[start Input records]

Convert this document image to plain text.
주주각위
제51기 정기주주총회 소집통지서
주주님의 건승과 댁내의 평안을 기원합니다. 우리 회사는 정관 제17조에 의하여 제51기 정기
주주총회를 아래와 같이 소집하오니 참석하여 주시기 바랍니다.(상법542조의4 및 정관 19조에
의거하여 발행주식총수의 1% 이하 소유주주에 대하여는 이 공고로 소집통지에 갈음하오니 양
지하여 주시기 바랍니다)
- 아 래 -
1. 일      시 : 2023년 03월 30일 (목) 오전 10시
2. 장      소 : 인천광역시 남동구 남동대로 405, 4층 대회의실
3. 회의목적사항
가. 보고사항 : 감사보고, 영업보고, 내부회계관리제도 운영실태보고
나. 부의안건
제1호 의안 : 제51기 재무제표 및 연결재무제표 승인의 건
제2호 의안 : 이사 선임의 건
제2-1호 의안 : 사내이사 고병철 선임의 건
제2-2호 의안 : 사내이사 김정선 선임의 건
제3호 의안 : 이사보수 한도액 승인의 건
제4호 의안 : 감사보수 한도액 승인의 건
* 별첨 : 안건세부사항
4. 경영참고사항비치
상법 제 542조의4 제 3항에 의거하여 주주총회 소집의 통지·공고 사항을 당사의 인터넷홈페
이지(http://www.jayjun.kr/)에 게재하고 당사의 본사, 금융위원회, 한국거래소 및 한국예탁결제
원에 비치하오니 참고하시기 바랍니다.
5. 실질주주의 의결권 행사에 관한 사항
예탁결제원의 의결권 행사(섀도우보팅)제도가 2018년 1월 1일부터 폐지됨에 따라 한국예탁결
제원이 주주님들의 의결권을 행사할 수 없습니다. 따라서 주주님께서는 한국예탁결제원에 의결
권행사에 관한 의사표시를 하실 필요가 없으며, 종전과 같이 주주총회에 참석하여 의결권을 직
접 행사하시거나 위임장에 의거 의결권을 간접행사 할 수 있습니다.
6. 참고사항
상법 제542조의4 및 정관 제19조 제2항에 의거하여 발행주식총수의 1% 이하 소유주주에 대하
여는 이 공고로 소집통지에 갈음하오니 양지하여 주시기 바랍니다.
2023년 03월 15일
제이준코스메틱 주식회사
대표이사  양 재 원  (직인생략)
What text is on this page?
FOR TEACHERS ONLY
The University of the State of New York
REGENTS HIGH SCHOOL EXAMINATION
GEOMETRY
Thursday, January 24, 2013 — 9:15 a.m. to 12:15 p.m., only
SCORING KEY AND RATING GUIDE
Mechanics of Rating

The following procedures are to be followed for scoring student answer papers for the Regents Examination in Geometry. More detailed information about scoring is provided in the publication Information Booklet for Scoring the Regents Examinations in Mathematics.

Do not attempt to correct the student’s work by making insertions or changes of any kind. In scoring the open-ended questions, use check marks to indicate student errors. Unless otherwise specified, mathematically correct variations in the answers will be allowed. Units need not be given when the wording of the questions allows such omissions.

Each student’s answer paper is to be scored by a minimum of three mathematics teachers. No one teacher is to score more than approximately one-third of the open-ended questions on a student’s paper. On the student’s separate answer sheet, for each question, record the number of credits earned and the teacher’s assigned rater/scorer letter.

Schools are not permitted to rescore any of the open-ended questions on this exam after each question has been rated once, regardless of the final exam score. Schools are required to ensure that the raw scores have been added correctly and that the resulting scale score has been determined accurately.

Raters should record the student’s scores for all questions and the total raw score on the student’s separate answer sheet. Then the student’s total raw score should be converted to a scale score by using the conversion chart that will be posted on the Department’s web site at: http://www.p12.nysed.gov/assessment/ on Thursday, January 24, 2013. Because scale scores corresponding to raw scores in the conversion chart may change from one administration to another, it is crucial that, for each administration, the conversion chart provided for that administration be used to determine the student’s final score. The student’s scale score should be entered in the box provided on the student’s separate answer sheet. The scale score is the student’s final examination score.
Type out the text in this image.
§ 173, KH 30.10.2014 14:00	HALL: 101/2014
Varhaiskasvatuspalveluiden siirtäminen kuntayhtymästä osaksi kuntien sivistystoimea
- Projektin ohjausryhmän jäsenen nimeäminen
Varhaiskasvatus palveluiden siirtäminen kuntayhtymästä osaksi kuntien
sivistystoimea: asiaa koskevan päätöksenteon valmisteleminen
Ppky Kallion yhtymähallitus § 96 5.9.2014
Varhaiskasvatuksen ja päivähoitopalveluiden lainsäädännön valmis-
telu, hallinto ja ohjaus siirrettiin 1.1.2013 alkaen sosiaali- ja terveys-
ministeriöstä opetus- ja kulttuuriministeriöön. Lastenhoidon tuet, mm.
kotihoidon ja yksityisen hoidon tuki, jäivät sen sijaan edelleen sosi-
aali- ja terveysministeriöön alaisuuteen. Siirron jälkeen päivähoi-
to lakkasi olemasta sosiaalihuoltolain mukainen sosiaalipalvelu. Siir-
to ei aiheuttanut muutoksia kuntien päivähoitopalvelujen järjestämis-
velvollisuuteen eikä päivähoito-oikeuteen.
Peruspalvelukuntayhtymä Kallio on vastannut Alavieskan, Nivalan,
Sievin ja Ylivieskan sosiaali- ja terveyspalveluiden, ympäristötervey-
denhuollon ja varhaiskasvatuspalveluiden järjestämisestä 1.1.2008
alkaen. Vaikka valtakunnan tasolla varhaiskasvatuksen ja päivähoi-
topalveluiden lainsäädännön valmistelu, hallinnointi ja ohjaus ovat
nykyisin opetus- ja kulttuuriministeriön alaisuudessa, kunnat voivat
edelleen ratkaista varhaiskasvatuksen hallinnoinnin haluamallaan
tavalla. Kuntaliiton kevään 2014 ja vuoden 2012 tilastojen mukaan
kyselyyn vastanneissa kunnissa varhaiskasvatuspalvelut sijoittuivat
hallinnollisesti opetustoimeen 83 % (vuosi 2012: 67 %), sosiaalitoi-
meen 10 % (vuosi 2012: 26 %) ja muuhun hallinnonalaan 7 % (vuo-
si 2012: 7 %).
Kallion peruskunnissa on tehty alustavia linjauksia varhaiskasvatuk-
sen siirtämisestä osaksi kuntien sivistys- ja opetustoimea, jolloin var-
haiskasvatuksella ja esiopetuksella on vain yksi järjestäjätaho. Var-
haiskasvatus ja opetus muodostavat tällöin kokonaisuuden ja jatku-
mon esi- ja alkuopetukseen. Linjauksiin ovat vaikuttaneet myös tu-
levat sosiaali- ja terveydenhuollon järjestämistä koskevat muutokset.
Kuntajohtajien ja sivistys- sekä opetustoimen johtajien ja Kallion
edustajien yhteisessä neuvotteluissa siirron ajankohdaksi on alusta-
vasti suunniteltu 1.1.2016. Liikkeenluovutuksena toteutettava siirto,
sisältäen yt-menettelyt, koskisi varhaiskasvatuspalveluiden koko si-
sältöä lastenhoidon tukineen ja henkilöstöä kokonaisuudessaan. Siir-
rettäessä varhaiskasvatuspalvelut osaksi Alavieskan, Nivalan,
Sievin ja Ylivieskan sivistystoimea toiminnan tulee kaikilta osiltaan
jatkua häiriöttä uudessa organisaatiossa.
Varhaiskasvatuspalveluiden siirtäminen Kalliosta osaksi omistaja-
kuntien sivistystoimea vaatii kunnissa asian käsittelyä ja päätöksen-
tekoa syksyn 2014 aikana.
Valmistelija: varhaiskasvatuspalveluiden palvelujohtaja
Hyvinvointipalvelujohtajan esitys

[end Input records]

-- Task prompt --
Copy every line in the entries above that has the string "Ylivieskan" in it.

-- Task result --
Sievin ja Ylivieskan sosiaali- ja terveyspalveluiden, ympäristötervey-
Sievin ja Ylivieskan sivistystoimea toiminnan tulee kaikilta osiltaan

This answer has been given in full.